▸ **Task inputs**:

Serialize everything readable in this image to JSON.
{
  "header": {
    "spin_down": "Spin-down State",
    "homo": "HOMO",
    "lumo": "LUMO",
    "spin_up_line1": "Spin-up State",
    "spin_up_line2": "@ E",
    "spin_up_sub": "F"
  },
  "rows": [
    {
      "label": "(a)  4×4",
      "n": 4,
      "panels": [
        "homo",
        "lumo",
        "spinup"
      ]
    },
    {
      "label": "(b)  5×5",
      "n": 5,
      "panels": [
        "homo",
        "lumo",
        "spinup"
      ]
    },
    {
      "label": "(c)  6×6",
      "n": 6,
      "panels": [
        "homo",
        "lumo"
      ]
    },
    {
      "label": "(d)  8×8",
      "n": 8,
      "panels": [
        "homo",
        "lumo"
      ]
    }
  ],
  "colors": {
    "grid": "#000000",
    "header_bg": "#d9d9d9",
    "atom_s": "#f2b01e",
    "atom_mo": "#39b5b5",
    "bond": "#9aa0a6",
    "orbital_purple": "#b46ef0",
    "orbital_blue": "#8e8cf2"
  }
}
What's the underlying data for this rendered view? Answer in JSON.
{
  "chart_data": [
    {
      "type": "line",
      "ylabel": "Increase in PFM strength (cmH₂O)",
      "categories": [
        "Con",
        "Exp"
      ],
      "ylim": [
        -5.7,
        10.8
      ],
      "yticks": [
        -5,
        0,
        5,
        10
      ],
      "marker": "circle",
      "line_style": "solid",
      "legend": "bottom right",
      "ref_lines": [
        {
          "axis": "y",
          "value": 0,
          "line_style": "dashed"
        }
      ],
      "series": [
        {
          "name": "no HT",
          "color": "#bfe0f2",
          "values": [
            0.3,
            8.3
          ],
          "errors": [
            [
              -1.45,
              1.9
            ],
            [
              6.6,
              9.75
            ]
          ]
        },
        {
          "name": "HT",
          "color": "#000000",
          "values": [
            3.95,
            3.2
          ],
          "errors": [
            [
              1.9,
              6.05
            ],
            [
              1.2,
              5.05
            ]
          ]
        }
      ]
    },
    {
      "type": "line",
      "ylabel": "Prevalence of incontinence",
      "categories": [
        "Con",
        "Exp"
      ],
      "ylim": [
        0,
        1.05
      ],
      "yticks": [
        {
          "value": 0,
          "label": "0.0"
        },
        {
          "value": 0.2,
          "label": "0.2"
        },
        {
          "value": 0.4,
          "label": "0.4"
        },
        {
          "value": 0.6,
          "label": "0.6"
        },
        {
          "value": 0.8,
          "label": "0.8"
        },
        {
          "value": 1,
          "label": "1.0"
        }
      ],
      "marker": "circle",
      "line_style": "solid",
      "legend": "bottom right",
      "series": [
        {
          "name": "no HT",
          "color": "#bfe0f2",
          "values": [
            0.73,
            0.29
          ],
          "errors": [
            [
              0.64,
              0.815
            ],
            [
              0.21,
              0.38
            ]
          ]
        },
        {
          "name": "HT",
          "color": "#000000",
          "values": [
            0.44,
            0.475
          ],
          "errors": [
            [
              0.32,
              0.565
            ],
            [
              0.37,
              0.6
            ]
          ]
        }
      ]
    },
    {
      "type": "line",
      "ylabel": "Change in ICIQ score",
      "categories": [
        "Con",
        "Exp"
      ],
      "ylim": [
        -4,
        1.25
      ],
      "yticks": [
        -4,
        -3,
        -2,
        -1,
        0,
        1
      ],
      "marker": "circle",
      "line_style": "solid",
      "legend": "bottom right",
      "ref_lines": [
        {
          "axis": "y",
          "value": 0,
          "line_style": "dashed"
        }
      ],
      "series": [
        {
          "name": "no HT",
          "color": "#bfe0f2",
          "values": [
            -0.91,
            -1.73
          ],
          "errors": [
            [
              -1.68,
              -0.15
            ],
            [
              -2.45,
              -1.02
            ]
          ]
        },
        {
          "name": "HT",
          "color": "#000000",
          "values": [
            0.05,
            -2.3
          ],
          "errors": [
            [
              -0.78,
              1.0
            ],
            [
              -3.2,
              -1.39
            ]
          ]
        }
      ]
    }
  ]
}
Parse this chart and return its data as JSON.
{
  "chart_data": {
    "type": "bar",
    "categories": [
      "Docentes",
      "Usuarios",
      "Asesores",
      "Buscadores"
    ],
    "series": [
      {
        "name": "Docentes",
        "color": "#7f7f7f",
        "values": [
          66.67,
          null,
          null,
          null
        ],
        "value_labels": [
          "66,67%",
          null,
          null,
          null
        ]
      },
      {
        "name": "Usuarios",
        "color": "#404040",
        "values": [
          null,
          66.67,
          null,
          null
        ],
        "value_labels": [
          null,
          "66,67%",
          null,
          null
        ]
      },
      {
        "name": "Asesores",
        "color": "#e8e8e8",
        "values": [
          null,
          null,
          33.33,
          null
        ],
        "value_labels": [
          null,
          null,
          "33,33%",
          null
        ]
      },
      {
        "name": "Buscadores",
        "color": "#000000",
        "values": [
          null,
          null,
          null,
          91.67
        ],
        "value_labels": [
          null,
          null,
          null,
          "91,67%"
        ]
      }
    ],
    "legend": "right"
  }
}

▸ **Do this**:
Extract all lines that hold the word "State".

▸ **Result for this task**:
    "spin_down": "Spin-down State",
    "spin_up_line1": "Spin-up State",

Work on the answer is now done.